Goal: Determine the number of lines containing the word "Give". Reply with it and nothing else.
· · ·
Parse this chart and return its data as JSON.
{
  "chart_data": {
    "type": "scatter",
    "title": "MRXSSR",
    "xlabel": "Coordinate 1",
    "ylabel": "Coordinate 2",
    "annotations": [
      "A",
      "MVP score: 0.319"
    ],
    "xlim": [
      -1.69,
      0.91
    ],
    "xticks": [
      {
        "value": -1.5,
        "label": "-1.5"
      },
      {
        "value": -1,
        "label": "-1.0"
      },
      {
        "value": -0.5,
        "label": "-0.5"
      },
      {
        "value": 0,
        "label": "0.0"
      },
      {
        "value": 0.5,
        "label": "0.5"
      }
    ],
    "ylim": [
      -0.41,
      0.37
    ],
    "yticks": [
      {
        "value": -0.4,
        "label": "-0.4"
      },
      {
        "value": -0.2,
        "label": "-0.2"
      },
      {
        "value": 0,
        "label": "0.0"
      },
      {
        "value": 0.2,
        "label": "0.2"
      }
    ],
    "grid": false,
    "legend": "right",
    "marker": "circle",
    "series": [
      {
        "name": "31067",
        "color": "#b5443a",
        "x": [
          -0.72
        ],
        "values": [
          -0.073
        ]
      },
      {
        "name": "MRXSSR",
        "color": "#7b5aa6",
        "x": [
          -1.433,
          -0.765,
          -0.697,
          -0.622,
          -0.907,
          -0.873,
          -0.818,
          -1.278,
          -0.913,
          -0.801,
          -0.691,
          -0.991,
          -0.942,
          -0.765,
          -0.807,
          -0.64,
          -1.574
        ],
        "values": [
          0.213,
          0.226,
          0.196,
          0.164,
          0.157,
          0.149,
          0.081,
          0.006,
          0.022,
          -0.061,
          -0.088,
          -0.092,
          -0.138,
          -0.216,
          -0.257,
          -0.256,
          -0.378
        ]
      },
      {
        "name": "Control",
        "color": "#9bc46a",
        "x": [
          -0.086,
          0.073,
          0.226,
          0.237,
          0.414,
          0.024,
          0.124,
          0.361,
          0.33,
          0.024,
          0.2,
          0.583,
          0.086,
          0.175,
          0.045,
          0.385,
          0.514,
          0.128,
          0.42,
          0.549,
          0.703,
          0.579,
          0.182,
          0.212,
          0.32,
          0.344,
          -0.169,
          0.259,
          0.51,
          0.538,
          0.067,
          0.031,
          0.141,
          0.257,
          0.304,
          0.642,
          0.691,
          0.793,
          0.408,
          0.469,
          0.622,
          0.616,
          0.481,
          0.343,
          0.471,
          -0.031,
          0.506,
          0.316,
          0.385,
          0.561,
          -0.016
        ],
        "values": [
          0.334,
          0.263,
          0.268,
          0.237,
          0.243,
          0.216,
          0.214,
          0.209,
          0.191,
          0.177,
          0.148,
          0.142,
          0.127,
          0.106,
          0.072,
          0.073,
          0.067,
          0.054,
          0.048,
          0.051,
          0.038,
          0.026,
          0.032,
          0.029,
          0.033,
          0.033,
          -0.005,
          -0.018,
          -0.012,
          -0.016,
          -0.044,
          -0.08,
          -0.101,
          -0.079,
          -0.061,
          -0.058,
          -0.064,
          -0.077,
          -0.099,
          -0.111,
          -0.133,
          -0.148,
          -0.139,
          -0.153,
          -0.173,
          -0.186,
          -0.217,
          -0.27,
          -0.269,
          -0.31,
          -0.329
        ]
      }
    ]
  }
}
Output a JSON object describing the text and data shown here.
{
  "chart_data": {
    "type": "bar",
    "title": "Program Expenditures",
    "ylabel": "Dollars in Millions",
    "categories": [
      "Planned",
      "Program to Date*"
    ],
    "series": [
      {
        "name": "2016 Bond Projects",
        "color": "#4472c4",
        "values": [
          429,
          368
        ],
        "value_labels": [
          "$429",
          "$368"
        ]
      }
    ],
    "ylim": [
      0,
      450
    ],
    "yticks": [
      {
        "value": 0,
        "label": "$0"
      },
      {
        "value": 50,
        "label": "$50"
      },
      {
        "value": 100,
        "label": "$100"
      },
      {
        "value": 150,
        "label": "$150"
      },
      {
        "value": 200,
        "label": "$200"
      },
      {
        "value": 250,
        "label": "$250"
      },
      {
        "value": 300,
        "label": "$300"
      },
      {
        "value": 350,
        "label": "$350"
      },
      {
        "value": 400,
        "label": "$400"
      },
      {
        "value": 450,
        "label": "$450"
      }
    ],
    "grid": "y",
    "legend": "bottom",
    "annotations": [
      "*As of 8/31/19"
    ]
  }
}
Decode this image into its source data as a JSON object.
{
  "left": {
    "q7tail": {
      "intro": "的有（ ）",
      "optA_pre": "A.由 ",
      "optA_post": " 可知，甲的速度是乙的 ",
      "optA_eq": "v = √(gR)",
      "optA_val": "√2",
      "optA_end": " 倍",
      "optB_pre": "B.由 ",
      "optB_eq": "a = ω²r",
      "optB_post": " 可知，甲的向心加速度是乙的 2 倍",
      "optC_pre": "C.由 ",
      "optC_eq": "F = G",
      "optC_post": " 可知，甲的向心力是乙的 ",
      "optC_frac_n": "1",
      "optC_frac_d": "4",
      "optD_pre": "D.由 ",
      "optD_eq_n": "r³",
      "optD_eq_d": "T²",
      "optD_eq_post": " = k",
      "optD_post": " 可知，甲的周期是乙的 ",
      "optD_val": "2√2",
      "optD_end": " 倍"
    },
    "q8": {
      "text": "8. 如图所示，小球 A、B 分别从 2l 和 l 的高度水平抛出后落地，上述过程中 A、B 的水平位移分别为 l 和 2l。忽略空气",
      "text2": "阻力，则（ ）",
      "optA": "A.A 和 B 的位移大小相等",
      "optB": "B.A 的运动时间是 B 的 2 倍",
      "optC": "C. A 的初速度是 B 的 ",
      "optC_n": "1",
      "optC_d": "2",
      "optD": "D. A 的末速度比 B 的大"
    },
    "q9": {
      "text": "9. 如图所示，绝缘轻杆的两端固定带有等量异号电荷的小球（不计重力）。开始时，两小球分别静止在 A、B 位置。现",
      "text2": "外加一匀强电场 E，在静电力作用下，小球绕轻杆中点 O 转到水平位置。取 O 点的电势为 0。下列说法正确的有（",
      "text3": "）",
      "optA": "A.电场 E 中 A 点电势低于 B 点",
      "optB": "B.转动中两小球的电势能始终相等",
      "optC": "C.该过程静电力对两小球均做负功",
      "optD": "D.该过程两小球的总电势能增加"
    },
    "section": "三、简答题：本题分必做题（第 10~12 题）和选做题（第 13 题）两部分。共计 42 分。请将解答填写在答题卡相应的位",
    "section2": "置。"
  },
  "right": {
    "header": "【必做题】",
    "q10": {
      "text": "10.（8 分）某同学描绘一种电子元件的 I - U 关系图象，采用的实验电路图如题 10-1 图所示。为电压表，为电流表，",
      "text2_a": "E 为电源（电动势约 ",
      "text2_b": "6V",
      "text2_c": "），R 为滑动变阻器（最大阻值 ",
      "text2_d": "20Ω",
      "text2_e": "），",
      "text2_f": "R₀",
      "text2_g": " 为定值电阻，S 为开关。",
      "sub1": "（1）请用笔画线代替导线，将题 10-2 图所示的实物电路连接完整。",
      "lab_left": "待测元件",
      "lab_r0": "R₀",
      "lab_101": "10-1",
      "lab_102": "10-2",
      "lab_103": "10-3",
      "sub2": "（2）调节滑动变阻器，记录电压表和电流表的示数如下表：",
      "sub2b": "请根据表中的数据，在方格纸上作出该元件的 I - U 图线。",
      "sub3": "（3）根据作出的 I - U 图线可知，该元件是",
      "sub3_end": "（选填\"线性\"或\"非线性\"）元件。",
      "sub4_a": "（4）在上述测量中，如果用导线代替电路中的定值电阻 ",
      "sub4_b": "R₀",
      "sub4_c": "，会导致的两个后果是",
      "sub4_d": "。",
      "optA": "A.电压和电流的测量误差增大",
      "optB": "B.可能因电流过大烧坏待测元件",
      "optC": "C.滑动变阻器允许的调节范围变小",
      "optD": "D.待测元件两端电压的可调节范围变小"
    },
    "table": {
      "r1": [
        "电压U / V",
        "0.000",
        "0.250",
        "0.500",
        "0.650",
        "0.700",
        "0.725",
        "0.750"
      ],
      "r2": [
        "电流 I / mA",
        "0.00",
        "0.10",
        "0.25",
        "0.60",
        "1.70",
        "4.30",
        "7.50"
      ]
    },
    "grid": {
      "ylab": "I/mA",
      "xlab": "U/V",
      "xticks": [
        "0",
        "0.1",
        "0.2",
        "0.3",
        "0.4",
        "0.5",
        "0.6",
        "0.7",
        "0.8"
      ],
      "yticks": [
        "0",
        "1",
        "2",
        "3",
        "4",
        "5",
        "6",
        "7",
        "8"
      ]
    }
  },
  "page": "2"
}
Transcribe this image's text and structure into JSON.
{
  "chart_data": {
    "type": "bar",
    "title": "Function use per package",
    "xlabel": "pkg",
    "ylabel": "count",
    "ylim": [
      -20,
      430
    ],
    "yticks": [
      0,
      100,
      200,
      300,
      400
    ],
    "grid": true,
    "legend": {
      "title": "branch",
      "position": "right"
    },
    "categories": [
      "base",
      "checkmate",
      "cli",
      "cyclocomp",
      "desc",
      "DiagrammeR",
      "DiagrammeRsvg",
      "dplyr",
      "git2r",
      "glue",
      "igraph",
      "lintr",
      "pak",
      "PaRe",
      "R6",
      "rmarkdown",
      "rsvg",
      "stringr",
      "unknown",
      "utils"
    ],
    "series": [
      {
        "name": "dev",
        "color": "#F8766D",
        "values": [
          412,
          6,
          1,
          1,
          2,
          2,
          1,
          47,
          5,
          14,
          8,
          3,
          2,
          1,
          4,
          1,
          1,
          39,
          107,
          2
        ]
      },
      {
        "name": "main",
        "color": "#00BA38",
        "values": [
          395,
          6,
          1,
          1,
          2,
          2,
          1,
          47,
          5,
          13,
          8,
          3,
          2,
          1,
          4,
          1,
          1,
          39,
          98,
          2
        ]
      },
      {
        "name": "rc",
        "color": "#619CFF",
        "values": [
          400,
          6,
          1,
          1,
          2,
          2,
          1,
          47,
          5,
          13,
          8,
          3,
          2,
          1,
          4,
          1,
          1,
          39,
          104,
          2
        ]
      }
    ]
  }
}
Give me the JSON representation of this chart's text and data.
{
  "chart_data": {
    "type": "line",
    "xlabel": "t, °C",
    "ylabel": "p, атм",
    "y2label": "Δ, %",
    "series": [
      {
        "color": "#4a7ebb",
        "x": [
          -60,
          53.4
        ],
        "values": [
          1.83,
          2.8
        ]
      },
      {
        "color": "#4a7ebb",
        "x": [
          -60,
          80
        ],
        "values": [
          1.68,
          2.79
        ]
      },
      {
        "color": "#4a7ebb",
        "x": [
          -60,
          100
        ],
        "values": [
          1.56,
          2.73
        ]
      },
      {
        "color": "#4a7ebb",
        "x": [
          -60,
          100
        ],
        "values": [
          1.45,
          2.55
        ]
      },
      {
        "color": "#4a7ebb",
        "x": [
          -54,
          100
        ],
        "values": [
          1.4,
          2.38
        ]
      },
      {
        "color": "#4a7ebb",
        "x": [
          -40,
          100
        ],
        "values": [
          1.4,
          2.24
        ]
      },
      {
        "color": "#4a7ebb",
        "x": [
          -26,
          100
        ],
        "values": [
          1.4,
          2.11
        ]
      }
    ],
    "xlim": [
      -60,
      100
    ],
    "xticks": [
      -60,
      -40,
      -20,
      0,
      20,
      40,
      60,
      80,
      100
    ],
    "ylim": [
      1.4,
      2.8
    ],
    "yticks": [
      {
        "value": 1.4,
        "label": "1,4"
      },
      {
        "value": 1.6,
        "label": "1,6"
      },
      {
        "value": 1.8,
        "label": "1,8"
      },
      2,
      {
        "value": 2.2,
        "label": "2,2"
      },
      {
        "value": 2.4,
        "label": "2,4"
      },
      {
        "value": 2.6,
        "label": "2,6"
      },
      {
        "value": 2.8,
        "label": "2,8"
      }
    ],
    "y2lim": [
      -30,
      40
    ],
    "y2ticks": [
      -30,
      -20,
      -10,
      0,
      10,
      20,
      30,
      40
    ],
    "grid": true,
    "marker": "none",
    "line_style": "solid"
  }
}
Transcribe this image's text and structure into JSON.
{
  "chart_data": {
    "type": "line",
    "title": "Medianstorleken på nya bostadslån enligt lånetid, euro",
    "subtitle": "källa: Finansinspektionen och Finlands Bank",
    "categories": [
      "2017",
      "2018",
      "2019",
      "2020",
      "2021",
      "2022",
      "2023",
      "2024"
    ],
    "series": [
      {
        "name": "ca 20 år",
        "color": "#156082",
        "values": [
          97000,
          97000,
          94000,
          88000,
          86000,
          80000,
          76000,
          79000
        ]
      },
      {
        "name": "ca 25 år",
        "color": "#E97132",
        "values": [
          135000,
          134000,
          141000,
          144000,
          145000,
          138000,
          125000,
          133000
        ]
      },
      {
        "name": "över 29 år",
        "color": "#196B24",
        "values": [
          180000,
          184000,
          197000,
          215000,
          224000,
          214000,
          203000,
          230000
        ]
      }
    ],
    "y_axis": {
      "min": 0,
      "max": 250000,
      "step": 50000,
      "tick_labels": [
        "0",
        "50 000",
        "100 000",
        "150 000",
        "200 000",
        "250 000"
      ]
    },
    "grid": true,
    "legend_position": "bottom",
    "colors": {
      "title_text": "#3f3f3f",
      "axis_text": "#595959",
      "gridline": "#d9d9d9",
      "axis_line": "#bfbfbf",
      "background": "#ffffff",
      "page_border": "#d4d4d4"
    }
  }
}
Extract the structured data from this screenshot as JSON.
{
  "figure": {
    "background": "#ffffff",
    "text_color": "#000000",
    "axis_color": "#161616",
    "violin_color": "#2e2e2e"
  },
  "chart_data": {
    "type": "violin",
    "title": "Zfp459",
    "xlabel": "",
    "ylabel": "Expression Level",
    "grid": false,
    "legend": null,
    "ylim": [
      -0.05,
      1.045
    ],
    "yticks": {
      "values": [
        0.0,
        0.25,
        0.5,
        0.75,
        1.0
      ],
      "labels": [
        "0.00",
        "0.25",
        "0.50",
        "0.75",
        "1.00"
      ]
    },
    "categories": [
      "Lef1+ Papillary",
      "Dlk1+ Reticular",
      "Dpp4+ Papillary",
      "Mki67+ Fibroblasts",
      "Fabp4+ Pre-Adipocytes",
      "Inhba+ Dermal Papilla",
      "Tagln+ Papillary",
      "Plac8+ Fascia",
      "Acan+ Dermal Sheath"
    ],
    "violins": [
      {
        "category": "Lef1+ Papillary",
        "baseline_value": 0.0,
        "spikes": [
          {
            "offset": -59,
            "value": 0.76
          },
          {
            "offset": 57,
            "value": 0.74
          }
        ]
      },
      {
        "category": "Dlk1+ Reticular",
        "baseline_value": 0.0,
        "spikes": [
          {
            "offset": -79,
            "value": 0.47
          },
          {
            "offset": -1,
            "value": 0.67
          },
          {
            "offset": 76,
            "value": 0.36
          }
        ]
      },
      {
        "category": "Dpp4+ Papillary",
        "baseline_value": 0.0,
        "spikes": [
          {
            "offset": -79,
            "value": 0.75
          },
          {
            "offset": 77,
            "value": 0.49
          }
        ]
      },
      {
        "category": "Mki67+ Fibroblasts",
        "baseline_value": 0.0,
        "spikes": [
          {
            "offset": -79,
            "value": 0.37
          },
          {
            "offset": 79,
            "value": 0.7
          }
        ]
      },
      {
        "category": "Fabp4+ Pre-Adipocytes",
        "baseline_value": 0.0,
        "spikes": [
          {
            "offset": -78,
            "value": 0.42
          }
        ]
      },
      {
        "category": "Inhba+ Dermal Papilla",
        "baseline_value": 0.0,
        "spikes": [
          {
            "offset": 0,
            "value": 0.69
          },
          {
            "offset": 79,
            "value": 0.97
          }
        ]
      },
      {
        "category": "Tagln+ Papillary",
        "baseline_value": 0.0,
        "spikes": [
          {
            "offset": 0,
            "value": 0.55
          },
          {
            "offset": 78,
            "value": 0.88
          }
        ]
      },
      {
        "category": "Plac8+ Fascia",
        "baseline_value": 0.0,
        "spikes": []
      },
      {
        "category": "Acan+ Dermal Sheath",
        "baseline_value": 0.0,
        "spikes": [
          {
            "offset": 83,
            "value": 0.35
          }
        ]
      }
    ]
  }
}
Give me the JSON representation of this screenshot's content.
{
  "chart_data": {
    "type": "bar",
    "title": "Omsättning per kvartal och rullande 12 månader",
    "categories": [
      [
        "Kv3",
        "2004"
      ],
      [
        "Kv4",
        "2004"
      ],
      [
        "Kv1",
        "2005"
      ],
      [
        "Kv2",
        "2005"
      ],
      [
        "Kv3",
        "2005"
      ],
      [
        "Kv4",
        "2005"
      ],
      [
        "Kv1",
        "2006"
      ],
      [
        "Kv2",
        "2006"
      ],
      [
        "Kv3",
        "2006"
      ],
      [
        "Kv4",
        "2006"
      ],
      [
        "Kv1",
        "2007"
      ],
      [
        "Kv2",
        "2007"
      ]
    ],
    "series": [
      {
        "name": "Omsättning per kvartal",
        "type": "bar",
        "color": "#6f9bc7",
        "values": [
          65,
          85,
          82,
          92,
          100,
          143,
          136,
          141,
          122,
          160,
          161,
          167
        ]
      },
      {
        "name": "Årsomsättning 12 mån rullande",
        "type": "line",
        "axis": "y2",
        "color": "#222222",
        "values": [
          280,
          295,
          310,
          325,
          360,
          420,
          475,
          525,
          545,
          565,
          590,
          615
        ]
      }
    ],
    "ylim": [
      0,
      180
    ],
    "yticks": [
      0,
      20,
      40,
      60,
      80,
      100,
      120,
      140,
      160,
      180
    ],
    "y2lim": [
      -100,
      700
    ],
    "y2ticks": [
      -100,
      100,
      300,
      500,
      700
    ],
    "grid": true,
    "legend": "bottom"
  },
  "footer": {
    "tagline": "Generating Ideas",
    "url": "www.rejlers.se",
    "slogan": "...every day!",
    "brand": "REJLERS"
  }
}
· · ·
Task output: 2